What to work on » Recast the lines from the start of the records through the line containing "- circuit-3: a" as a Markdown table with the columns Row and Line, skipping blank lines.

Data for the task »
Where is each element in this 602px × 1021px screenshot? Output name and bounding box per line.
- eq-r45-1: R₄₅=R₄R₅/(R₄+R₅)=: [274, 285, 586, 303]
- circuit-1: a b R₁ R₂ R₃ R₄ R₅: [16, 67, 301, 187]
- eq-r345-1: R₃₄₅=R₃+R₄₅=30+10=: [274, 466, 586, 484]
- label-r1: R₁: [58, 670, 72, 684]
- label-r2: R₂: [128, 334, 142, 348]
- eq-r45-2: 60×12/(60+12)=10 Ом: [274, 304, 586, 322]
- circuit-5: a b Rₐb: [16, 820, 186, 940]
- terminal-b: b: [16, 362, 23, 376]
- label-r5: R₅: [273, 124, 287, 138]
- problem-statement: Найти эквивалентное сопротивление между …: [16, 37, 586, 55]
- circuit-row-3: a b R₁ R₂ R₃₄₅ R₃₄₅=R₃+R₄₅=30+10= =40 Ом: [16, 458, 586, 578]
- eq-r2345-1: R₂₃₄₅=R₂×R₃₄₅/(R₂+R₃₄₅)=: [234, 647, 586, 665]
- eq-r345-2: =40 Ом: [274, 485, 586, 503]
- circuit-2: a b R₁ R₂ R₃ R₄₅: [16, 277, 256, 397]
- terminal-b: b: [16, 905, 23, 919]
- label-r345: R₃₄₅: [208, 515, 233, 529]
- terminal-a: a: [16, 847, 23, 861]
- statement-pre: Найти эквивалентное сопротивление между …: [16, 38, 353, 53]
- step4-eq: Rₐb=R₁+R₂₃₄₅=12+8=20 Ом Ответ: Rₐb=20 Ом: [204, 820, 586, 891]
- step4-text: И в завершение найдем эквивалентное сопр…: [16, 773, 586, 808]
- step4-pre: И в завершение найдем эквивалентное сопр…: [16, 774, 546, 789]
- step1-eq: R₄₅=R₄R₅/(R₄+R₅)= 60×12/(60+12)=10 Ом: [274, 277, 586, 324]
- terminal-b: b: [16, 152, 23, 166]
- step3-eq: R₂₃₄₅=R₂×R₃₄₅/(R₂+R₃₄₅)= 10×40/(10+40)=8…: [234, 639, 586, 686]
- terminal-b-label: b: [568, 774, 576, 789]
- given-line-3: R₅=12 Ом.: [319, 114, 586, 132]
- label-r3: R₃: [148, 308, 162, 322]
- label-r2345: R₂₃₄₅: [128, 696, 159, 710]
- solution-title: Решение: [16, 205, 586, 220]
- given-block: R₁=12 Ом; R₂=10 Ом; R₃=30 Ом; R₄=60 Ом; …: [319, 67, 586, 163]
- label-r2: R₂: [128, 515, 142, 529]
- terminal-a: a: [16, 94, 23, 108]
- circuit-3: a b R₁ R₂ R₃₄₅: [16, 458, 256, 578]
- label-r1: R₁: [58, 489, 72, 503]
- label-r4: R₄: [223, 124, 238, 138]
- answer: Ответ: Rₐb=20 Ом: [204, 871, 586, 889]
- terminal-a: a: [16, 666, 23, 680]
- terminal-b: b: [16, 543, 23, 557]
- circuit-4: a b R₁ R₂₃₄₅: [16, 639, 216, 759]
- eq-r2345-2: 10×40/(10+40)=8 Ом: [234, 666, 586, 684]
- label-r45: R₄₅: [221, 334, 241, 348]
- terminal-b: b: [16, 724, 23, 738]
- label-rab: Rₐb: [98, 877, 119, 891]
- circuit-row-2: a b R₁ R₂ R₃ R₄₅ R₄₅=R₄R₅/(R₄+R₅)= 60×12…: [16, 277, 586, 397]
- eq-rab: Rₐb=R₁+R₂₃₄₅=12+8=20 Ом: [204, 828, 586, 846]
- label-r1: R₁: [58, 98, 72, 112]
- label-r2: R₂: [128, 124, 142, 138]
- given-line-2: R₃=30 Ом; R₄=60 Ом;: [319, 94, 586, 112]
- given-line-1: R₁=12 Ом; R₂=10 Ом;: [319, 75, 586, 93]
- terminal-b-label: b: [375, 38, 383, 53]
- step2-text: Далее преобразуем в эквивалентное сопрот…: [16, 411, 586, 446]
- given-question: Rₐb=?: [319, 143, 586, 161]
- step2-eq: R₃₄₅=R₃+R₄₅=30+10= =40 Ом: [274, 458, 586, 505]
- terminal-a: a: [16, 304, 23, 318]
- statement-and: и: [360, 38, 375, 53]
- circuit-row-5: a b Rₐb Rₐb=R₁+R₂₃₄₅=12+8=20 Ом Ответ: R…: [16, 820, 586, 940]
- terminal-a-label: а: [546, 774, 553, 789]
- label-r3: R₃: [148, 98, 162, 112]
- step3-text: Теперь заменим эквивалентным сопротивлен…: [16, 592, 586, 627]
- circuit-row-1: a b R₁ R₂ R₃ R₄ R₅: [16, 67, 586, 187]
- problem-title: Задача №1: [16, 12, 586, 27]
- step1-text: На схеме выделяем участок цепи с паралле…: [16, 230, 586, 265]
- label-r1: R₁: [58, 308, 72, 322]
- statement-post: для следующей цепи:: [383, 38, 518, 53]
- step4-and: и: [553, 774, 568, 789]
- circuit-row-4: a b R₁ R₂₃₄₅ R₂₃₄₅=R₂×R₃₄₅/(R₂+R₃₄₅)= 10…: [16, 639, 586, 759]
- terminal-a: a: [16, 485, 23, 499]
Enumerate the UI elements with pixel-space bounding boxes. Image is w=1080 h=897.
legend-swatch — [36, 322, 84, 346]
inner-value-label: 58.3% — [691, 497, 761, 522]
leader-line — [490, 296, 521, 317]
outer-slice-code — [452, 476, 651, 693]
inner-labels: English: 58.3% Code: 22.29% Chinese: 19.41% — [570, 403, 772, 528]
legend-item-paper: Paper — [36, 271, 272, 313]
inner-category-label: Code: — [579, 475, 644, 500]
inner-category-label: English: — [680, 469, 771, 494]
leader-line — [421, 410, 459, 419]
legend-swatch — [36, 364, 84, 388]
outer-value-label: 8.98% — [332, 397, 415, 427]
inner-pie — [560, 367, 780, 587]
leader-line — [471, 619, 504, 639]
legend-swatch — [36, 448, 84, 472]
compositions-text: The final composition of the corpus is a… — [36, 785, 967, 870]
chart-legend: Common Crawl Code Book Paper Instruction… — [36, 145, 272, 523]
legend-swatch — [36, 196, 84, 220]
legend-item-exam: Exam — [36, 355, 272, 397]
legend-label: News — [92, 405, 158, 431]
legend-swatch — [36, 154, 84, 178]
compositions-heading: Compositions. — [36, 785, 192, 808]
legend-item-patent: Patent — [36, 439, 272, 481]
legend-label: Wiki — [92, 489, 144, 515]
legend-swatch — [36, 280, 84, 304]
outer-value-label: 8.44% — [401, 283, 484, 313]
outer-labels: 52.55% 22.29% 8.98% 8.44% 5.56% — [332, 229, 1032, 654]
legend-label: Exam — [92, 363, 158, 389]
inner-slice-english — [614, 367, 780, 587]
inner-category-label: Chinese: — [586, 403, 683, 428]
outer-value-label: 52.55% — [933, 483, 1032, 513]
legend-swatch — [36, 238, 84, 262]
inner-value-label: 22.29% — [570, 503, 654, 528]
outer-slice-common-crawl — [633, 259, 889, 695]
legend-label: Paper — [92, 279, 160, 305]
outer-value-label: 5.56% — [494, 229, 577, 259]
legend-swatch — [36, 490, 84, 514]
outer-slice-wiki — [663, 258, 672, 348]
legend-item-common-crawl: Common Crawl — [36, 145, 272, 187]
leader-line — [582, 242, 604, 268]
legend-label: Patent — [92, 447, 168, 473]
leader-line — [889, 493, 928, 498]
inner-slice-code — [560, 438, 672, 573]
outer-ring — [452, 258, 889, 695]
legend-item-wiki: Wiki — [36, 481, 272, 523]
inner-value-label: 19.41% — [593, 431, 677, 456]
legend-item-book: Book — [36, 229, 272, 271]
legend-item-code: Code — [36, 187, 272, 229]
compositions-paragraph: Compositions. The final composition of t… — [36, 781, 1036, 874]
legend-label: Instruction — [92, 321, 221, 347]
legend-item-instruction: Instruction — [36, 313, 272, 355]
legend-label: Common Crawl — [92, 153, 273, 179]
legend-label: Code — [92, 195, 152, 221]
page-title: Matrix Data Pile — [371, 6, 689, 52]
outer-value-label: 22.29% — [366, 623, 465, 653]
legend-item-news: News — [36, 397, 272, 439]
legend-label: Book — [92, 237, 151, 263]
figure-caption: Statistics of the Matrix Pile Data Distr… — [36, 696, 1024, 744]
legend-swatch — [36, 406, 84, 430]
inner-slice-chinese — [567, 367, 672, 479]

Response to this exercise »
| Row | Line |
|---|---|
| 1 | Where is each element in this 602px × 1021px screenshot? Output name and bounding box per line. |
| 2 | - eq-r45-1: R₄₅=R₄R₅/(R₄+R₅)=: [274, 285, 586, 303] |
| 3 | - circuit-1: a b R₁ R₂ R₃ R₄ R₅: [16, 67, 301, 187] |
| 4 | - eq-r345-1: R₃₄₅=R₃+R₄₅=30+10=: [274, 466, 586, 484] |
| 5 | - label-r1: R₁: [58, 670, 72, 684] |
| 6 | - label-r2: R₂: [128, 334, 142, 348] |
| 7 | - eq-r45-2: 60×12/(60+12)=10 Ом: [274, 304, 586, 322] |
| 8 | - circuit-5: a b Rₐb: [16, 820, 186, 940] |
| 9 | - terminal-b: b: [16, 362, 23, 376] |
| 10 | - label-r5: R₅: [273, 124, 287, 138] |
| 11 | - problem-statement: Найти эквивалентное сопротивление между …: [16, 37, 586, 55] |
| 12 | - circuit-row-3: a b R₁ R₂ R₃₄₅ R₃₄₅=R₃+R₄₅=30+10= =40 Ом: [16, 458, 586, 578] |
| 13 | - eq-r2345-1: R₂₃₄₅=R₂×R₃₄₅/(R₂+R₃₄₅)=: [234, 647, 586, 665] |
| 14 | - eq-r345-2: =40 Ом: [274, 485, 586, 503] |
| 15 | - circuit-2: a b R₁ R₂ R₃ R₄₅: [16, 277, 256, 397] |
| 16 | - terminal-b: b: [16, 905, 23, 919] |
| 17 | - label-r345: R₃₄₅: [208, 515, 233, 529] |
| 18 | - terminal-a: a: [16, 847, 23, 861] |
| 19 | - statement-pre: Найти эквивалентное сопротивление между …: [16, 38, 353, 53] |
| 20 | - step4-eq: Rₐb=R₁+R₂₃₄₅=12+8=20 Ом Ответ: Rₐb=20 Ом: [204, 820, 586, 891] |
| 21 | - step4-text: И в завершение найдем эквивалентное сопр…: [16, 773, 586, 808] |
| 22 | - step4-pre: И в завершение найдем эквивалентное сопр…: [16, 774, 546, 789] |
| 23 | - step1-eq: R₄₅=R₄R₅/(R₄+R₅)= 60×12/(60+12)=10 Ом: [274, 277, 586, 324] |
| 24 | - terminal-b: b: [16, 152, 23, 166] |
| 25 | - step3-eq: R₂₃₄₅=R₂×R₃₄₅/(R₂+R₃₄₅)= 10×40/(10+40)=8…: [234, 639, 586, 686] |
| 26 | - terminal-b-label: b: [568, 774, 576, 789] |
| 27 | - given-line-3: R₅=12 Ом.: [319, 114, 586, 132] |
| 28 | - label-r3: R₃: [148, 308, 162, 322] |
| 29 | - label-r2345: R₂₃₄₅: [128, 696, 159, 710] |
| 30 | - solution-title: Решение: [16, 205, 586, 220] |
| 31 | - given-block: R₁=12 Ом; R₂=10 Ом; R₃=30 Ом; R₄=60 Ом; …: [319, 67, 586, 163] |
| 32 | - label-r2: R₂: [128, 515, 142, 529] |
| 33 | - terminal-a: a: [16, 94, 23, 108] |
| 34 | - circuit-3: a b R₁ R₂ R₃₄₅: [16, 458, 256, 578] |